▶ **Task statement**: The entries that follow should be written out exactly.
------ Stored data
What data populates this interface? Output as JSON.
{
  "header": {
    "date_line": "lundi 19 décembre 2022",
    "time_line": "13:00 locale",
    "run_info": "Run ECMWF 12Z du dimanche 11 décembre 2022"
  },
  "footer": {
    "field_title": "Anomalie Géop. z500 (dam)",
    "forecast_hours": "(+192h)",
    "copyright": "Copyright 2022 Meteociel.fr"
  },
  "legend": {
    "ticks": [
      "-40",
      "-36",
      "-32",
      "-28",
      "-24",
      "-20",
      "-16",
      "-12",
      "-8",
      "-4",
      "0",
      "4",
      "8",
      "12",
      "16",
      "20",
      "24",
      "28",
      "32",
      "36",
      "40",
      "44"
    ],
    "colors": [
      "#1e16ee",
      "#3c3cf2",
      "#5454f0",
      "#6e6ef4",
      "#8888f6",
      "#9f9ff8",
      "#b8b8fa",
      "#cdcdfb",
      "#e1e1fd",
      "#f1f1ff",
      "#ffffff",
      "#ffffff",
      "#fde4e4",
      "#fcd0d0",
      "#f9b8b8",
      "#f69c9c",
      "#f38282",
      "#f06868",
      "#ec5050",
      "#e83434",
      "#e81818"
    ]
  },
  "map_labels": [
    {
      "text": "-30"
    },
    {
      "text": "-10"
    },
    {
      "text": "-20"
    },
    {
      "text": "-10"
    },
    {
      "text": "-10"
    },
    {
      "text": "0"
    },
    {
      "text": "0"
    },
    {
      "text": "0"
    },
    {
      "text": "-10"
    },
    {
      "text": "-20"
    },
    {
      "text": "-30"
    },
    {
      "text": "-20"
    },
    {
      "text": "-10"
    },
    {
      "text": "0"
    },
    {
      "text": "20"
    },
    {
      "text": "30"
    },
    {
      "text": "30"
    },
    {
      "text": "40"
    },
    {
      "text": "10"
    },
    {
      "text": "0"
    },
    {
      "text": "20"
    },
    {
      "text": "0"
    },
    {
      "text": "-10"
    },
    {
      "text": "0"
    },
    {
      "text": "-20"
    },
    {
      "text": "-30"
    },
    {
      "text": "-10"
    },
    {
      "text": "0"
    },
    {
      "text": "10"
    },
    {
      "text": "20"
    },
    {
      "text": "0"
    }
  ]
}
------------
▶ **Written answer**:
What data populates this interface? Output as JSON.
{
  "header": {
    "date_line": "lundi 19 décembre 2022",
    "time_line": "13:00 locale",
    "run_info": "Run ECMWF 12Z du dimanche 11 décembre 2022"
  },
  "footer": {
    "field_title": "Anomalie Géop. z500 (dam)",
    "forecast_hours": "(+192h)",
    "copyright": "Copyright 2022 Meteociel.fr"
  },
  "legend": {
    "ticks": [
      "-40",
      "-36",
      "-32",
      "-28",
      "-24",
      "-20",
      "-16",
      "-12",
      "-8",
      "-4",
      "0",
      "4",
      "8",
      "12",
      "16",
      "20",
      "24",
      "28",
      "32",
      "36",
      "40",
      "44"
    ],
    "colors": [
      "#1e16ee",
      "#3c3cf2",
      "#5454f0",
      "#6e6ef4",
      "#8888f6",
      "#9f9ff8",
      "#b8b8fa",
      "#cdcdfb",
      "#e1e1fd",
      "#f1f1ff",
      "#ffffff",
      "#ffffff",
      "#fde4e4",
      "#fcd0d0",
      "#f9b8b8",
      "#f69c9c",
      "#f38282",
      "#f06868",
      "#ec5050",
      "#e83434",
      "#e81818"
    ]
  },
  "map_labels": [
    {
      "text": "-30"
    },
    {
      "text": "-10"
    },
    {
      "text": "-20"
    },
    {
      "text": "-10"
    },
    {
      "text": "-10"
    },
    {
      "text": "0"
    },
    {
      "text": "0"
    },
    {
      "text": "0"
    },
    {
      "text": "-10"
    },
    {
      "text": "-20"
    },
    {
      "text": "-30"
    },
    {
      "text": "-20"
    },
    {
      "text": "-10"
    },
    {
      "text": "0"
    },
    {
      "text": "20"
    },
    {
      "text": "30"
    },
    {
      "text": "30"
    },
    {
      "text": "40"
    },
    {
      "text": "10"
    },
    {
      "text": "0"
    },
    {
      "text": "20"
    },
    {
      "text": "0"
    },
    {
      "text": "-10"
    },
    {
      "text": "0"
    },
    {
      "text": "-20"
    },
    {
      "text": "-30"
    },
    {
      "text": "-10"
    },
    {
      "text": "0"
    },
    {
      "text": "10"
    },
    {
      "text": "20"
    },
    {
      "text": "0"
    }
  ]
}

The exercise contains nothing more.